**Provided material:**

- - -

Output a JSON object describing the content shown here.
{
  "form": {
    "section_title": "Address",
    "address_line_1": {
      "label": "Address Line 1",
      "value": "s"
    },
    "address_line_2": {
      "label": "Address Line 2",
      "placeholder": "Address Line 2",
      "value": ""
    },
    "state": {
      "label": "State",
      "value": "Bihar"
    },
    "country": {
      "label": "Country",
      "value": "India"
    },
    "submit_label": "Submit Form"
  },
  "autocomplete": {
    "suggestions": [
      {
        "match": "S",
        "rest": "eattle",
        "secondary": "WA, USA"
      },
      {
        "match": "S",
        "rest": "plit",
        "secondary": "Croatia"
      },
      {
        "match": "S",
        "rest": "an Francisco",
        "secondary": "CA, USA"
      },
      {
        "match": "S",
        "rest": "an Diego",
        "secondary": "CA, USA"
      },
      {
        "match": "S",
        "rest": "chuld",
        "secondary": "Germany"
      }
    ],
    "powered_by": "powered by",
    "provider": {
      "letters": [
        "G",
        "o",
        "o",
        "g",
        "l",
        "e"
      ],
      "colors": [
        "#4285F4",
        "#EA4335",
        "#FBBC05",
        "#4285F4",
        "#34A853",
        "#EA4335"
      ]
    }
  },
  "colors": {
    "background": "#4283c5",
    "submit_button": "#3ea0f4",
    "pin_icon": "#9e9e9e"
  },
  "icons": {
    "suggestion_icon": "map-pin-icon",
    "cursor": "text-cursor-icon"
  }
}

- - -

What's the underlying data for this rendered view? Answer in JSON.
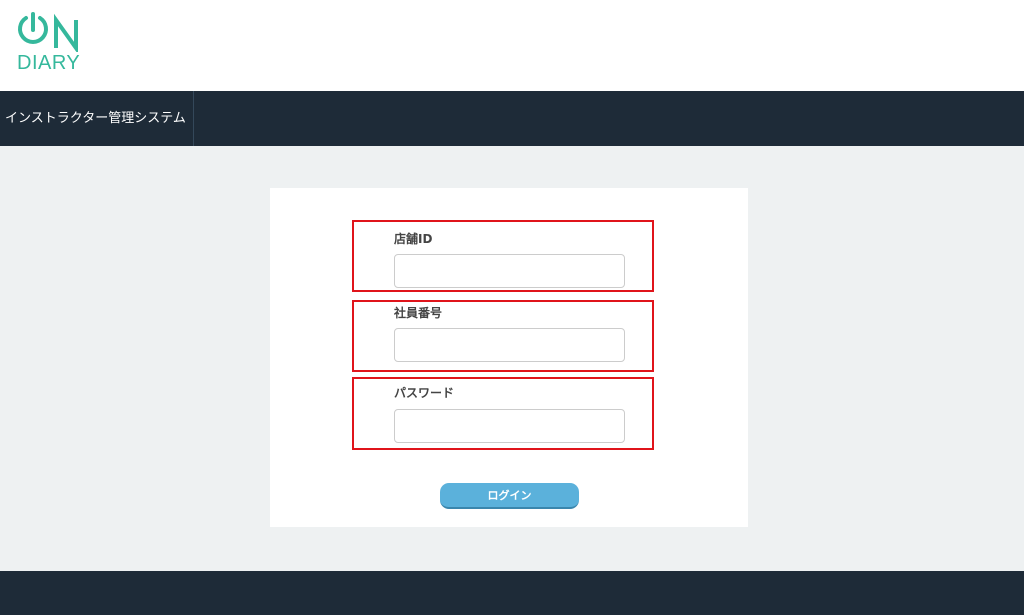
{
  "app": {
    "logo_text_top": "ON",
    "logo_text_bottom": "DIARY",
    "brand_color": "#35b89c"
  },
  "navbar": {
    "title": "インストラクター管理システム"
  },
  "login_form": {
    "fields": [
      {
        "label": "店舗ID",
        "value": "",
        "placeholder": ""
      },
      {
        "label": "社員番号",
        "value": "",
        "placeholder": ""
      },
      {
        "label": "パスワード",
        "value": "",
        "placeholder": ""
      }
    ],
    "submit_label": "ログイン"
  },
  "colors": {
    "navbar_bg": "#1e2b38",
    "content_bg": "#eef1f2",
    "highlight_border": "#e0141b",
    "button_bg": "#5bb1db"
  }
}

- - -

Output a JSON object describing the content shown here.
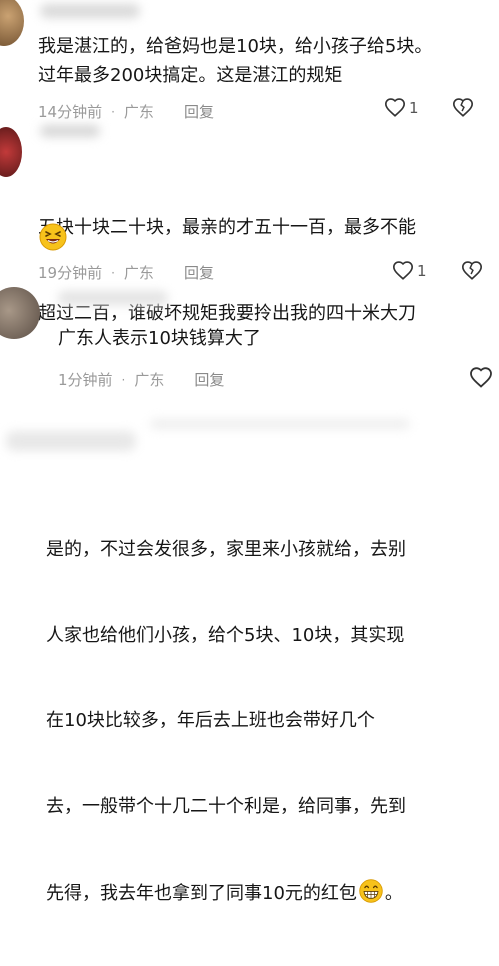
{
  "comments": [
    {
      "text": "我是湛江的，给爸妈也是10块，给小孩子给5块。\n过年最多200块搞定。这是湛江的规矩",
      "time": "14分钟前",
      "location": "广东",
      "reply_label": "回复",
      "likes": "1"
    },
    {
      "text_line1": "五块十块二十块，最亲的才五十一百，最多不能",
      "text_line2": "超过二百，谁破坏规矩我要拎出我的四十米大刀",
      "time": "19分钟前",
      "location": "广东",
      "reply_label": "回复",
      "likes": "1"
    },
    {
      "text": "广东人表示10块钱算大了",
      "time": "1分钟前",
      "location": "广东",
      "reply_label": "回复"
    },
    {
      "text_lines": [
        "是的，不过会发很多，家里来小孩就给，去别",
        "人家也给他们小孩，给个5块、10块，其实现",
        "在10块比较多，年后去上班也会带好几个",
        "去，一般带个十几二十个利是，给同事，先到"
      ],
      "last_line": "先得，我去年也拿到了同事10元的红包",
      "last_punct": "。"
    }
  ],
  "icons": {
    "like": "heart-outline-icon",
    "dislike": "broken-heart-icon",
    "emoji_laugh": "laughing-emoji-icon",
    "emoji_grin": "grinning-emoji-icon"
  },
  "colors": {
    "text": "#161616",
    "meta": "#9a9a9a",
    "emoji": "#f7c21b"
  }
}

- - -

**Work required:**
Each line in the listing above that contains "emoji" should be copied.

**Answer for this exercise:**
    "emoji_laugh": "laughing-emoji-icon",
    "emoji_grin": "grinning-emoji-icon"
    "emoji": "#f7c21b"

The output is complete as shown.